Fragmento del texto ▸
-------
¿Cuál debe ser la verdadera prioridad del Gabinete?

Por: Carlos Meneses

En ese sentido, la verdadera prioridad del Gabinete no debería limitarse a cumplir una agenda técnica, sino a responder con eficacia a la principal demanda del país: recuperar la seguridad. Solo así será posible sostener la estabilidad económica y garantizar una transición democrática con legitimidad. El desafío está planteado y el margen de error es cada vez menor.

El reciente voto de confianza otorgado por el Congreso al Gabinete Ministerial presidido por Luis Arroyo Sánchez no solo marca el inicio formal de una nueva etapa en la gestión del Ejecutivo, sino que también abre un espacio necesario para la reflexión: ¿cuál debe ser, en la práctica, la prioridad del Gobierno en el actual contexto nacional?

Si bien la exposición del jefe del Gabinete cumplió con lo establecido en la Constitución y delineó tres ejes claros —seguridad ciudadana, continuidad económica y transición democrática—, lo cierto es que no todos estos objetivos tienen el mismo nivel de urgencia para la ciudadanía. Hoy, más que nunca, el país enfrenta una crisis de seguridad que ha dejado de ser una preocupación aislada para convertirse en una amenaza cotidiana.

La expansión del crimen organizado, el avance de la extorsión y el aumento del sicariato han deteriorado gravemente la calidad de vida en diversas regiones. En este escenario, la seguridad ciudadana no puede ser solo uno de los pilares del Gobierno: debe ser el eje central que articule todas las decisiones políticas y operativas del Gabinete. Sin condiciones mínimas de orden y tranquilidad, cualquier esfuerzo en materia económica o institucional pierde eficacia.
-------
Material entregado ▸
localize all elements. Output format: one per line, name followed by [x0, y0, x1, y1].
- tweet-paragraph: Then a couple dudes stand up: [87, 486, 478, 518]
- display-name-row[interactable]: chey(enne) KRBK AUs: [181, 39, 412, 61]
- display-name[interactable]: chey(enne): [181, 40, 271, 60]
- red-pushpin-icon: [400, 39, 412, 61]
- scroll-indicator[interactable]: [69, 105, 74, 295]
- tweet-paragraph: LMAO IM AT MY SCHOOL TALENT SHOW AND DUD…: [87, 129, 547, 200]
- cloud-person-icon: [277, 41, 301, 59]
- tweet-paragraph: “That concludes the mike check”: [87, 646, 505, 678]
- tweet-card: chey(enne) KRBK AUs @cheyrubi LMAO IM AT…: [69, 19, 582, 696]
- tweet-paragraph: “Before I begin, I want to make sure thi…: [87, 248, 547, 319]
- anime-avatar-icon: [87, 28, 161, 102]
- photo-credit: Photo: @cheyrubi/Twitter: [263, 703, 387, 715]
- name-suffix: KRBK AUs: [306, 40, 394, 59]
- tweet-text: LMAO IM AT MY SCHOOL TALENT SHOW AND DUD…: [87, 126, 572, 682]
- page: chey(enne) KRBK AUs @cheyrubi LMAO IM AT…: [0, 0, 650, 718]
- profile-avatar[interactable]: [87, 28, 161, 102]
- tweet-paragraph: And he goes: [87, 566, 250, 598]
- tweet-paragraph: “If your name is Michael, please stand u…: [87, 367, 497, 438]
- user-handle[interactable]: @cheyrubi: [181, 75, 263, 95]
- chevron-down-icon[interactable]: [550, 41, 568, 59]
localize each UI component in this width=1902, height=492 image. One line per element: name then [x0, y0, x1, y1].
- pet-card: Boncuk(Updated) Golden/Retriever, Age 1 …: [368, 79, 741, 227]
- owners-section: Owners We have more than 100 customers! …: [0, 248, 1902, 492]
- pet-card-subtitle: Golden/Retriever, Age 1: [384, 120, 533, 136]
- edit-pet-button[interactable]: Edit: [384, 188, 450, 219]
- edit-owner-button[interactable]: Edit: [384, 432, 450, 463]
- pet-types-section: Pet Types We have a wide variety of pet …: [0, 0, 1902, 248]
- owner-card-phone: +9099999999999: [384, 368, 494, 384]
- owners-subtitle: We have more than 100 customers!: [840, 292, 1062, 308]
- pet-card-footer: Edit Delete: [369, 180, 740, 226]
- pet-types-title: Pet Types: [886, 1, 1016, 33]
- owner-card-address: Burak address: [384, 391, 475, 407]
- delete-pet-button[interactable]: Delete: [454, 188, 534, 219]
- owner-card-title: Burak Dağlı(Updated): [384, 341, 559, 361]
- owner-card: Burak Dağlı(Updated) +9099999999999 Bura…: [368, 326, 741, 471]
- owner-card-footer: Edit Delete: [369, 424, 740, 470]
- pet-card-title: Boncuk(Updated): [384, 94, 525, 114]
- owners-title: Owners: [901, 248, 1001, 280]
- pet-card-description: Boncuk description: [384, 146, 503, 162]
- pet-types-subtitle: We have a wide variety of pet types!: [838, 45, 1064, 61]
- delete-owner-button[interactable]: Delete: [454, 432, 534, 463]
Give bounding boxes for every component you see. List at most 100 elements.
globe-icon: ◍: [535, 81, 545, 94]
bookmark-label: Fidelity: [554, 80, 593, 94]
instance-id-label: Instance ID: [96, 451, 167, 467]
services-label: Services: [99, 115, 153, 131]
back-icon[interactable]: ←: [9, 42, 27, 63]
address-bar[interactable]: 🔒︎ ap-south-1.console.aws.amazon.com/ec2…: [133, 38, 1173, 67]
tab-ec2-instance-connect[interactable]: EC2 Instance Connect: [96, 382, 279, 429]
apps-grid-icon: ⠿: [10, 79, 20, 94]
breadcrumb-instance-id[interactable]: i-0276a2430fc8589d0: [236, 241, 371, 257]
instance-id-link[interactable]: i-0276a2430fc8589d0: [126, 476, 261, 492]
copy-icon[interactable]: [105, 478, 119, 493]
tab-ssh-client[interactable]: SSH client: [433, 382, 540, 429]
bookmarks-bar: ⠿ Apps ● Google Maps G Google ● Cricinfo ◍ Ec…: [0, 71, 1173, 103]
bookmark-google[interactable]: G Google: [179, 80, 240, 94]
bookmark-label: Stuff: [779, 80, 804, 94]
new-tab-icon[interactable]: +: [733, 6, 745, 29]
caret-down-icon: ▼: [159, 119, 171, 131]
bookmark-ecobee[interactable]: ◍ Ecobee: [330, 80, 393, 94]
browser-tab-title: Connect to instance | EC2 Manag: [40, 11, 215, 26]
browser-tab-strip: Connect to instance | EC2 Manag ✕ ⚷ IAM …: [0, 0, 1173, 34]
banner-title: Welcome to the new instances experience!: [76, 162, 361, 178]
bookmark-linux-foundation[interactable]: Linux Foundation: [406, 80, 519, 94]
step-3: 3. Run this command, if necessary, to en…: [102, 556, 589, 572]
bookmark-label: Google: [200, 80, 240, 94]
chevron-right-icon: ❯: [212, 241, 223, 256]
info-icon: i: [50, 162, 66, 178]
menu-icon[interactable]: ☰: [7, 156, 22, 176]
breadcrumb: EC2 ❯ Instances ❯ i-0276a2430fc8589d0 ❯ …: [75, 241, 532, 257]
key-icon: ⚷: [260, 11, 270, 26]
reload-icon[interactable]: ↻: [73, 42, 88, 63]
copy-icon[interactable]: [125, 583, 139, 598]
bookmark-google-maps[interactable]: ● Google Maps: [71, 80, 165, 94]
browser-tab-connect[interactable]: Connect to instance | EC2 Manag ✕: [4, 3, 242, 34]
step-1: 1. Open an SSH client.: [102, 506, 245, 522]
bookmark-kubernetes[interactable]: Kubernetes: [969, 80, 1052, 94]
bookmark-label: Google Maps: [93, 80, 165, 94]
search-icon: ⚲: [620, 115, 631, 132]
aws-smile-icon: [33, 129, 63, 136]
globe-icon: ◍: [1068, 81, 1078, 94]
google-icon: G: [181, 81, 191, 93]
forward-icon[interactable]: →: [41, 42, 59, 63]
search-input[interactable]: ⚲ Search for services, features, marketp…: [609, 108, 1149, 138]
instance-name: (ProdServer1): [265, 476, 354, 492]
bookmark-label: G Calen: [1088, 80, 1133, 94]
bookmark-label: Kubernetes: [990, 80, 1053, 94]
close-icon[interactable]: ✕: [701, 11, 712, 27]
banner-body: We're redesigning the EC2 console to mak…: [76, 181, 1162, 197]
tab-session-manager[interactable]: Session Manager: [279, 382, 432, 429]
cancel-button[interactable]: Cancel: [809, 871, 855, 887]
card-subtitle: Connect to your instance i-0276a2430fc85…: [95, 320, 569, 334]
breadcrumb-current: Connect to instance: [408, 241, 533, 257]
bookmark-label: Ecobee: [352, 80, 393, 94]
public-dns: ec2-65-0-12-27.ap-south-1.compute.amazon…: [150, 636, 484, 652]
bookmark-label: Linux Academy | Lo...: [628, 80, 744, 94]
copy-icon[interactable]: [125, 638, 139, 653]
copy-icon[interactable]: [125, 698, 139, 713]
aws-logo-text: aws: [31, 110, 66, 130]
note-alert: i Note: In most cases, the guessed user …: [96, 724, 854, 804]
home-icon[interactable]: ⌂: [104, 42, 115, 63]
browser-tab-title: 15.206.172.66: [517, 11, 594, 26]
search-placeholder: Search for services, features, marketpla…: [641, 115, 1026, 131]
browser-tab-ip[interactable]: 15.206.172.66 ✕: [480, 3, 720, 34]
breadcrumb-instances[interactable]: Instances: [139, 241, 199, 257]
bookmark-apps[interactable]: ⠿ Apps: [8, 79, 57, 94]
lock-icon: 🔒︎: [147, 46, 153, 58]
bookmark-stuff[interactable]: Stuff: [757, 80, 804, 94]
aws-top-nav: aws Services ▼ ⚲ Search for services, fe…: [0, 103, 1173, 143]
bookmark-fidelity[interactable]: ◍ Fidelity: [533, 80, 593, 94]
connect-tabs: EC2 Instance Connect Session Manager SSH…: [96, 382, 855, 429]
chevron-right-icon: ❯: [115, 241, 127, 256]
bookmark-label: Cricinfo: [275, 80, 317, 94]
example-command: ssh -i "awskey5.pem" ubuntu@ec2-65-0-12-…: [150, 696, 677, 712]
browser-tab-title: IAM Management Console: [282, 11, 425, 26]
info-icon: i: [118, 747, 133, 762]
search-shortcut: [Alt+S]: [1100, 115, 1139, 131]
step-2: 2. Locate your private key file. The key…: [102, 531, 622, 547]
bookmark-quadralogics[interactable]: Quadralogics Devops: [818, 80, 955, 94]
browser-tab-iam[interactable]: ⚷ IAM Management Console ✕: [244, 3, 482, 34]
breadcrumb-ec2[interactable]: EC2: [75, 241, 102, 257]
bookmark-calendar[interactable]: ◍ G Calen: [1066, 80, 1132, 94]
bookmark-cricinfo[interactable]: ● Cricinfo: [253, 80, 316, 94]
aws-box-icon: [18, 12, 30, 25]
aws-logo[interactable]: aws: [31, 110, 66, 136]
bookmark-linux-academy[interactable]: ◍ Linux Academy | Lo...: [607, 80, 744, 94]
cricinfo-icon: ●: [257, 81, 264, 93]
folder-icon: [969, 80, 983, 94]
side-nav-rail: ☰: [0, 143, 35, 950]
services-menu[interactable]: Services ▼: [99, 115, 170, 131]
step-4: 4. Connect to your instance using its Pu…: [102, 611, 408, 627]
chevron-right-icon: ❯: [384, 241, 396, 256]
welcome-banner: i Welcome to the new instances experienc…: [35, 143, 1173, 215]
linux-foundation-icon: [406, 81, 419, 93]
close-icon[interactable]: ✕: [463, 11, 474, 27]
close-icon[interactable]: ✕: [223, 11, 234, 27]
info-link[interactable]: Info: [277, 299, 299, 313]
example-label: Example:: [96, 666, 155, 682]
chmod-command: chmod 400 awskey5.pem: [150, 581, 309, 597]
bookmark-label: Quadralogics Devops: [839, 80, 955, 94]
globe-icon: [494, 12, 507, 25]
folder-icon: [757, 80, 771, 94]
-------
Partes del ejercicio ▸
1. Según el artículo sobre la prioridad del Gabinete, ¿cuáles son los tres ejes que planteó el jefe del Gabinete en su exposición?
2. Retoma el artículo sobre la prioridad del Gabinete y sigue escribiéndolo a partir de su última oración.

Respuestas del ejercicio ▸
1. Seguridad ciudadana, continuidad económica y transición democrática.

2.
Sin embargo, priorizar la seguridad no implica descuidar los otros frentes. La estabilidad económica sigue siendo un factor clave para evitar que el descontento social se profundice. La inversión, el empleo y el control de la inflación son elementos que inciden directamente en la percepción de bienestar de la población. Un país inseguro y, además, económicamente estancado, corre el riesgo de entrar en un círculo de crisis difícil de revertir.

Por otro lado, el compromiso con una transición democrática ordenada resulta fundamental en un contexto político marcado por la desconfianza. No obstante, este proceso debe ir más allá de un simple cumplimiento formal del calendario político. Requiere señales claras de respeto institucional, diálogo genuino entre poderes del Estado y, sobre todo, resultados que devuelvan credibilidad a la gestión pública.

El respaldo obtenido en el Congreso, con 71 votos a favor, no debe interpretarse como un cheque en blanco. Por el contrario, representa una oportunidad que el Gabinete debe aprovechar con responsabilidad y sentido de urgencia. La ciudadanía no espera discursos, sino acciones concretas que se traduzcan en cambios visibles en su vida diaria.